-- Begin EXTRACTED MATERIAL --
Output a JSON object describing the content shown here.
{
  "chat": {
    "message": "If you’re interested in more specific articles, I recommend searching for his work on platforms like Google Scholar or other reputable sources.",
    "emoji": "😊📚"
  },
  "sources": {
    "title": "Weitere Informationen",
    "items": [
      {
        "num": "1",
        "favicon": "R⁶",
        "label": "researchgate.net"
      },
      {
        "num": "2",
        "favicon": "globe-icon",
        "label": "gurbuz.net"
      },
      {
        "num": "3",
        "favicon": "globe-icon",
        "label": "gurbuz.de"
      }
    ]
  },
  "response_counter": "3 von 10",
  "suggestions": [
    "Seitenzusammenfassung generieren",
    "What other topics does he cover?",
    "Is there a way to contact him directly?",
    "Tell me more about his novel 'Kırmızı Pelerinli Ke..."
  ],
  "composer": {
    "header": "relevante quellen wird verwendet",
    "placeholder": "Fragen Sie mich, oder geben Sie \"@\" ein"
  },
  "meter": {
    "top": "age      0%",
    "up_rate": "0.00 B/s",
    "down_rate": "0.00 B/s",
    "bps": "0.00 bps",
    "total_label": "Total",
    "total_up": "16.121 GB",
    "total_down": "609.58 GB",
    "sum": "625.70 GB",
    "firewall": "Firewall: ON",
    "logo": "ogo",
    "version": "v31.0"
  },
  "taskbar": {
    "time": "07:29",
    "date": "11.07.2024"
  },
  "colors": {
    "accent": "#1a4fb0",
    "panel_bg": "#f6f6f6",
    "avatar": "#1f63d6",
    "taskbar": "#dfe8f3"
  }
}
-- End EXTRACTED MATERIAL --
-- Begin EXTRACTED MATERIAL --
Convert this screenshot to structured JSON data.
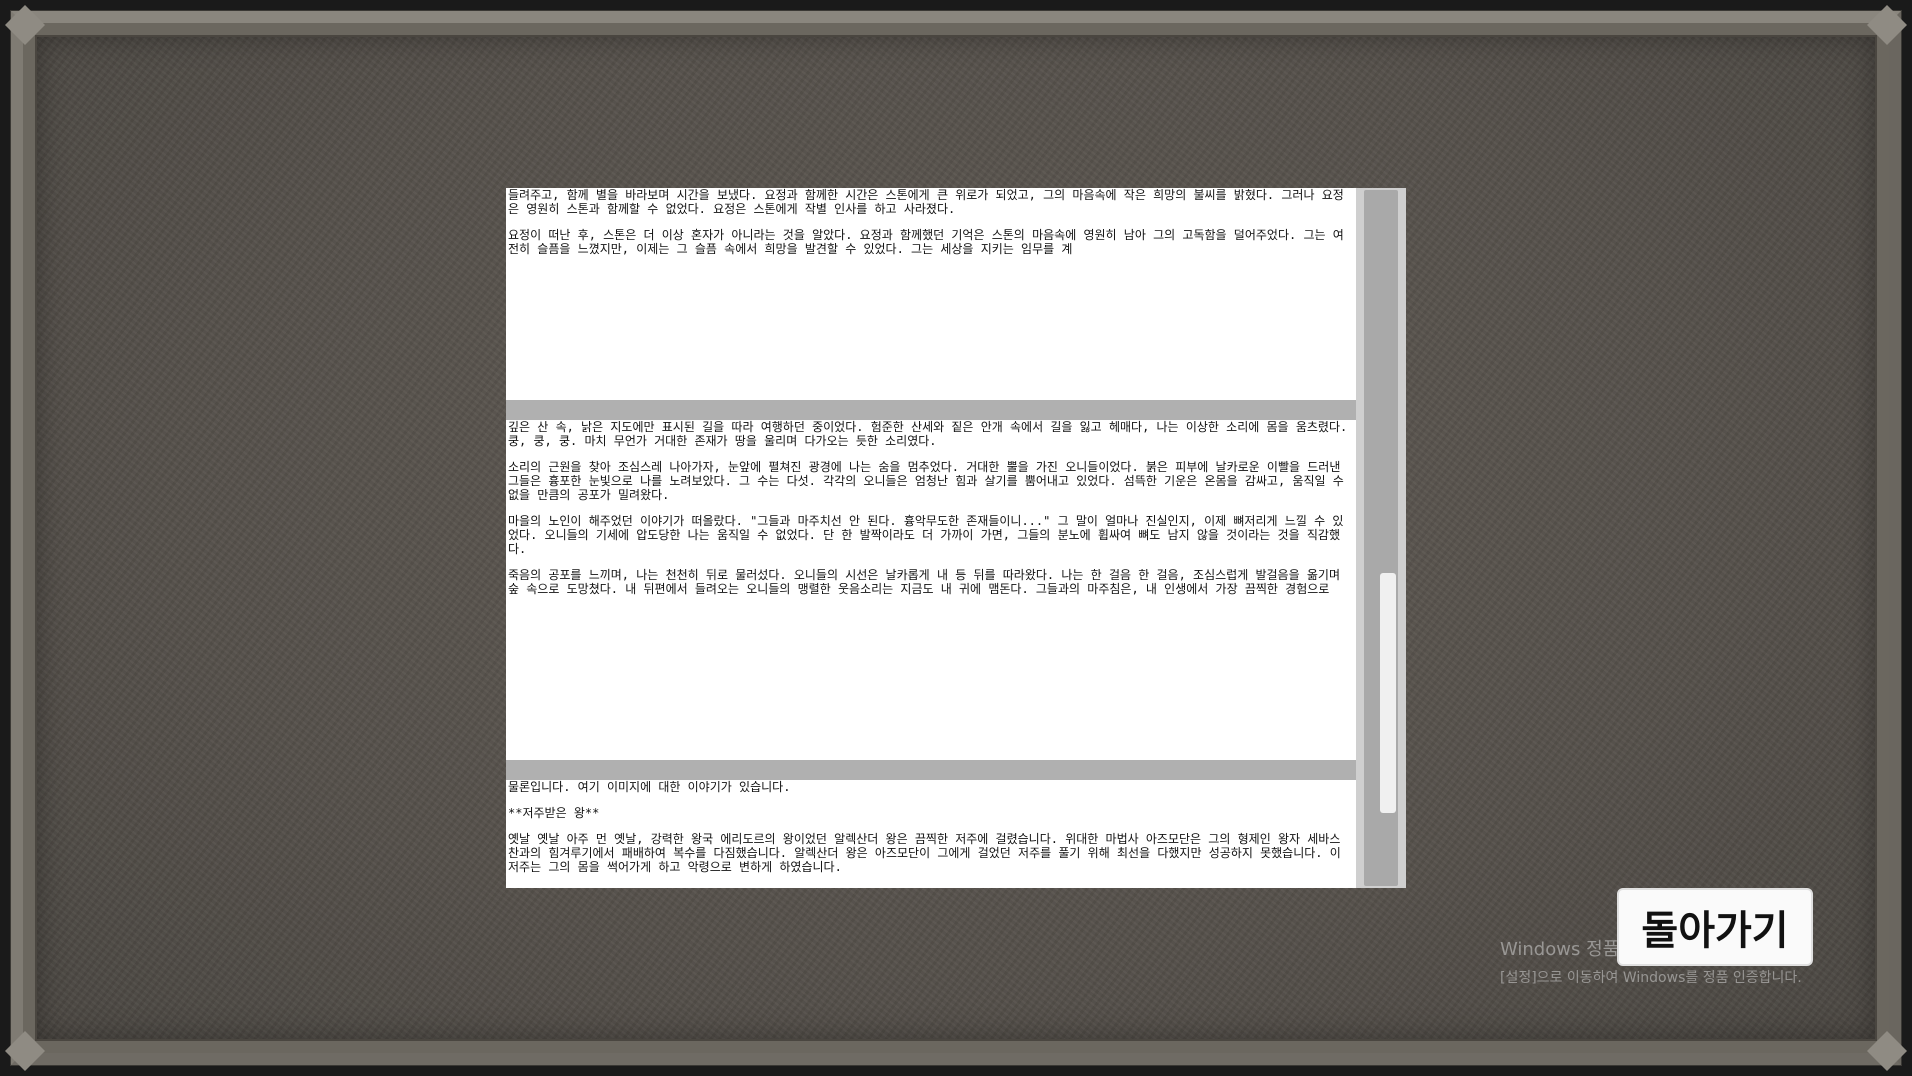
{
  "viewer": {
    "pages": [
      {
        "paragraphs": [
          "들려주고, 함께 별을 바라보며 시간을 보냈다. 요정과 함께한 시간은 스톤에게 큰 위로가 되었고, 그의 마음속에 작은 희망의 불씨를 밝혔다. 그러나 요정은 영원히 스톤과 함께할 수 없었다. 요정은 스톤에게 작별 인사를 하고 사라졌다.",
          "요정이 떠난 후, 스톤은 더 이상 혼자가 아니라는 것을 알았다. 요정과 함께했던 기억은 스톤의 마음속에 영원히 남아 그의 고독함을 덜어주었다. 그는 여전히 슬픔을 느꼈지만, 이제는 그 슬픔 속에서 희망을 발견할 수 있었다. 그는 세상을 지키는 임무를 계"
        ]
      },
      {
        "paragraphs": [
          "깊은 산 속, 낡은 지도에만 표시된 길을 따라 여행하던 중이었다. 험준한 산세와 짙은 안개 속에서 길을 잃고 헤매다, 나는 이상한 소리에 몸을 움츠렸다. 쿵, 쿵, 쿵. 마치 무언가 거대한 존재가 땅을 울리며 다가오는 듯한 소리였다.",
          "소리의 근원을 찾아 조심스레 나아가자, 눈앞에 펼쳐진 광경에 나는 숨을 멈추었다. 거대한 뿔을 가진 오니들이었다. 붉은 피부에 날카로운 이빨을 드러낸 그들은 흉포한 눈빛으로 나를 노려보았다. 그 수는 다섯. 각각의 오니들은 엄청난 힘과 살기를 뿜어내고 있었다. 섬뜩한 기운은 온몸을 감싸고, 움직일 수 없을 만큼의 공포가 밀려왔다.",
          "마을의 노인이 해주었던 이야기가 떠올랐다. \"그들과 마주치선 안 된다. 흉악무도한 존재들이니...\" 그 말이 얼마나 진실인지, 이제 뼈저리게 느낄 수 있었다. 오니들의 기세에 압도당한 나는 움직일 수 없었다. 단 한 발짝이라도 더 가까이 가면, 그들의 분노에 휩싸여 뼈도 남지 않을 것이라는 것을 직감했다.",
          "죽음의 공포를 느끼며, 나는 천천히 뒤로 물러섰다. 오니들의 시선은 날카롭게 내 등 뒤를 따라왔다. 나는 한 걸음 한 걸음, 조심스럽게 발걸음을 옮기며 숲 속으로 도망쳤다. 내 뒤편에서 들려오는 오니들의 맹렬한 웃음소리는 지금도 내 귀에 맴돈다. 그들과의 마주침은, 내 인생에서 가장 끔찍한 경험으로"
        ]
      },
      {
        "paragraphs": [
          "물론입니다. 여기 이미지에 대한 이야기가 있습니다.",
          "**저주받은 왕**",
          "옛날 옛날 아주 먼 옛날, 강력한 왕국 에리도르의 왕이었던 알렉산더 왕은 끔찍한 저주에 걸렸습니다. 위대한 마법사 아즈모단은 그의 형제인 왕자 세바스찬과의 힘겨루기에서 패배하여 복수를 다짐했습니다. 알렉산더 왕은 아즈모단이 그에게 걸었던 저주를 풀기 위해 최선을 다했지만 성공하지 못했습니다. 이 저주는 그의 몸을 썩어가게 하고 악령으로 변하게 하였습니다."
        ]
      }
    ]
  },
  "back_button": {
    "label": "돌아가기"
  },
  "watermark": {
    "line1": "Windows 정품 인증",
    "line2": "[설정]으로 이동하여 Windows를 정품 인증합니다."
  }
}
-- End EXTRACTED MATERIAL --
* **GOAL**:
Count every line in the preceding entries where the string "other" appears, then state only the total.

* **RESPONSE**:
2